### OBJECTIVE
Only the number is wanted: how many lines hold the word "Running"?

### EXERCISE MATERIAL

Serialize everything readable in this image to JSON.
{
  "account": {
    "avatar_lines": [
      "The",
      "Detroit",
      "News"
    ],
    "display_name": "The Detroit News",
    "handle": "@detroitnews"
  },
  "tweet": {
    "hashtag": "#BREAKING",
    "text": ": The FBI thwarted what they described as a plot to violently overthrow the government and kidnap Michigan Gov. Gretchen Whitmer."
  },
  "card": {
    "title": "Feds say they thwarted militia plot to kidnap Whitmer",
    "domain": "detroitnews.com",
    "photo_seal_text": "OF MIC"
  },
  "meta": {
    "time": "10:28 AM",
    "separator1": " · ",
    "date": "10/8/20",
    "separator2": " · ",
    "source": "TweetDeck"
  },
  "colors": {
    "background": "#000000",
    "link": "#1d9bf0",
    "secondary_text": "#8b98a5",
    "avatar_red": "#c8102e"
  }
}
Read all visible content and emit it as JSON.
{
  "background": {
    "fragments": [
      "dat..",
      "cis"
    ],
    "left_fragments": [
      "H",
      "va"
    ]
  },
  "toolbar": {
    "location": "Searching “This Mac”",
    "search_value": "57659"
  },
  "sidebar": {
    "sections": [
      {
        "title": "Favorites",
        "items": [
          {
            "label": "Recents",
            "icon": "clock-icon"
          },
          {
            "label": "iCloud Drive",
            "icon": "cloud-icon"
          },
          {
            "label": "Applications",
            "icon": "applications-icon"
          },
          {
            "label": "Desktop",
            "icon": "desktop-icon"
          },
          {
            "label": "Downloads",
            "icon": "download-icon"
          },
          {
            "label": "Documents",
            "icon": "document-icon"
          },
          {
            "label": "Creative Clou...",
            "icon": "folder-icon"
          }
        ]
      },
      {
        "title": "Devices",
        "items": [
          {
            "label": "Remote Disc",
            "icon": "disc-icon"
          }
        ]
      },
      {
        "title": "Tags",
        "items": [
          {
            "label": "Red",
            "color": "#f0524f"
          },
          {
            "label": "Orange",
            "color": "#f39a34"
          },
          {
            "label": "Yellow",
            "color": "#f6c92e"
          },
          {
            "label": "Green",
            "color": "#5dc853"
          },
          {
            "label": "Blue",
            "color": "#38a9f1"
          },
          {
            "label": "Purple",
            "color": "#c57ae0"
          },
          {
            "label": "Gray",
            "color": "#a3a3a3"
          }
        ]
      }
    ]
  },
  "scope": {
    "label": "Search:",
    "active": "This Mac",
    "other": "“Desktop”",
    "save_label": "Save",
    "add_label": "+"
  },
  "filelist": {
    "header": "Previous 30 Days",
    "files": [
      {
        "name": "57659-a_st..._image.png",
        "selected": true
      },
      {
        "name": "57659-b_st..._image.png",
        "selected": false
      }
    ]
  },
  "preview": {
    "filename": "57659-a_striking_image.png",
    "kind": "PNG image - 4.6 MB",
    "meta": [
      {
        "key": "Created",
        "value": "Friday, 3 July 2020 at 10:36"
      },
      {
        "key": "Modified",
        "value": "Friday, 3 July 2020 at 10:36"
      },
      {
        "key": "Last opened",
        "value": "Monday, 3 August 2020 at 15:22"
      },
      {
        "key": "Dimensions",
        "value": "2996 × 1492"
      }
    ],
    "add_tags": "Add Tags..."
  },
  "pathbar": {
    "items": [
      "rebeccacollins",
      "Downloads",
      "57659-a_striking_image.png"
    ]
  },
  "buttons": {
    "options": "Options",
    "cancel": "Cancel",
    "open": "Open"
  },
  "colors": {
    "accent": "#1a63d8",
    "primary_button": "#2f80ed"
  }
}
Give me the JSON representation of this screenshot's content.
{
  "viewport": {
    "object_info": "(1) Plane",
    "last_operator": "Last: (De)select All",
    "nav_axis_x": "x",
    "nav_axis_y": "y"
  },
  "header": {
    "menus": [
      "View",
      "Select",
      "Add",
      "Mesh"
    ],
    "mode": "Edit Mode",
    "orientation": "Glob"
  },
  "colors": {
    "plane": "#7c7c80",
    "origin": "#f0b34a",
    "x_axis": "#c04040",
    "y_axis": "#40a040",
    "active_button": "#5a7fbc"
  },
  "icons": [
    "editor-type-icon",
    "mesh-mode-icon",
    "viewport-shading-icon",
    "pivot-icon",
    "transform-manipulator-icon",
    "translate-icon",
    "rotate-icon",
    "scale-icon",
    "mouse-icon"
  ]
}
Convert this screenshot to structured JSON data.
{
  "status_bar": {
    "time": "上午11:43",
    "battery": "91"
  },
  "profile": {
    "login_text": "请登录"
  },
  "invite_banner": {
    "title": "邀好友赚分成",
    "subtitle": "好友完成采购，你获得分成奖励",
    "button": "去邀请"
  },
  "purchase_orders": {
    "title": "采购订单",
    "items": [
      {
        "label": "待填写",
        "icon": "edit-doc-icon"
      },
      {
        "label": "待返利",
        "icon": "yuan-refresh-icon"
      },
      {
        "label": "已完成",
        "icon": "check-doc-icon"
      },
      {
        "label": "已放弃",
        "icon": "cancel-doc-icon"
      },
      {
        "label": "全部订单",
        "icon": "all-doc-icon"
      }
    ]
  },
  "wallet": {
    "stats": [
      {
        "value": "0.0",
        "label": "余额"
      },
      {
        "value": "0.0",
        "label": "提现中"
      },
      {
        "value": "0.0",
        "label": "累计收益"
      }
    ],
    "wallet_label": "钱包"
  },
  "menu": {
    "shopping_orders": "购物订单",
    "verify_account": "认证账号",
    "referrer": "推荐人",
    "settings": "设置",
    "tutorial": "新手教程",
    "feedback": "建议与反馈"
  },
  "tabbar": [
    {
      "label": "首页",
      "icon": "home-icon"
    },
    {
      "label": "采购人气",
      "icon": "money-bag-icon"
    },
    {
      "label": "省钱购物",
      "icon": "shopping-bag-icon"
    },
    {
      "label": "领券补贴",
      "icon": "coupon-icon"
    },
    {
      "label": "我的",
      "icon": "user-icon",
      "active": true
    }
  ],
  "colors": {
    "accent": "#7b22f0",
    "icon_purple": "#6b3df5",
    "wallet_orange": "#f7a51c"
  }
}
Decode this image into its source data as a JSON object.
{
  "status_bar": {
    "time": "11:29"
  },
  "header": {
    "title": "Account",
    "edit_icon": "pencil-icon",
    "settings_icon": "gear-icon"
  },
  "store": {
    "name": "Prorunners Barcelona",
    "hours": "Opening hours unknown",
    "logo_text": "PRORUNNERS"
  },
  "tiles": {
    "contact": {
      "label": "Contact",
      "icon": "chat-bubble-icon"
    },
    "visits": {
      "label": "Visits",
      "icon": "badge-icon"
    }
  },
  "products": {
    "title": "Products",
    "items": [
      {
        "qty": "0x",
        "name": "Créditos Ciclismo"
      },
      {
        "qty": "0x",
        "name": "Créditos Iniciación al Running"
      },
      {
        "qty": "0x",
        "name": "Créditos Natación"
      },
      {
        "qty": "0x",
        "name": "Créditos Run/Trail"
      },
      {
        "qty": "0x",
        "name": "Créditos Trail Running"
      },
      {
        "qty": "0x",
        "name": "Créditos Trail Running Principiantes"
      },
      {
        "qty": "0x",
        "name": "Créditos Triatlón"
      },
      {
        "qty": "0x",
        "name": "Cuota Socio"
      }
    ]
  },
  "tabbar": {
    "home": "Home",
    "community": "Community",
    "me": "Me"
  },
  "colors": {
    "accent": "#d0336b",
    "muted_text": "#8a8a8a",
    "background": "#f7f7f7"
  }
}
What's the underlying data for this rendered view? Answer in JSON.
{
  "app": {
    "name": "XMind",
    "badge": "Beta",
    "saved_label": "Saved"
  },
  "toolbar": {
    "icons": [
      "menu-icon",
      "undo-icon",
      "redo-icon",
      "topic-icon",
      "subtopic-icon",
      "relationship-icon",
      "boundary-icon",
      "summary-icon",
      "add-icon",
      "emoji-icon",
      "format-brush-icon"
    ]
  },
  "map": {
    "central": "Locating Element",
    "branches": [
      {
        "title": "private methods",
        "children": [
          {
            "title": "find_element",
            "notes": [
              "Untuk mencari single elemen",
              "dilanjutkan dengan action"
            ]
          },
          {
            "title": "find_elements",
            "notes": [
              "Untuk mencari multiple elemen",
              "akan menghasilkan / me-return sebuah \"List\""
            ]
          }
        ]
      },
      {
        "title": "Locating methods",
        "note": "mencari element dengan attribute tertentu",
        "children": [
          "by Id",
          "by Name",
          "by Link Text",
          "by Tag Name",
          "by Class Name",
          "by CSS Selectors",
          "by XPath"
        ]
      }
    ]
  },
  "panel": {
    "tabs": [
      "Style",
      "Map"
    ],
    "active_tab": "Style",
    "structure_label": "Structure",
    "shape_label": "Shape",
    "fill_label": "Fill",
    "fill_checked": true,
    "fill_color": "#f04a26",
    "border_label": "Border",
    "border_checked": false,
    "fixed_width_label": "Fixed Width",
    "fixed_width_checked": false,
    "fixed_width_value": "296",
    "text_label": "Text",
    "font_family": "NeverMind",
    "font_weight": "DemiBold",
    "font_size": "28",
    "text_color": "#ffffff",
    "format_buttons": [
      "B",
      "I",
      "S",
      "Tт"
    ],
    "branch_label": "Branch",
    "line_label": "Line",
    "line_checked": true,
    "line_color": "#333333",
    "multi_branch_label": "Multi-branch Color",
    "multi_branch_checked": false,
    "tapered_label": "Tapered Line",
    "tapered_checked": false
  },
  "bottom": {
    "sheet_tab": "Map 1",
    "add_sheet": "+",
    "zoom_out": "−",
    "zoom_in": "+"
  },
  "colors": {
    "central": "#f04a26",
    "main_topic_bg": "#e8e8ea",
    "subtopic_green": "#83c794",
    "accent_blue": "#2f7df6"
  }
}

######

### FULL ANSWER
3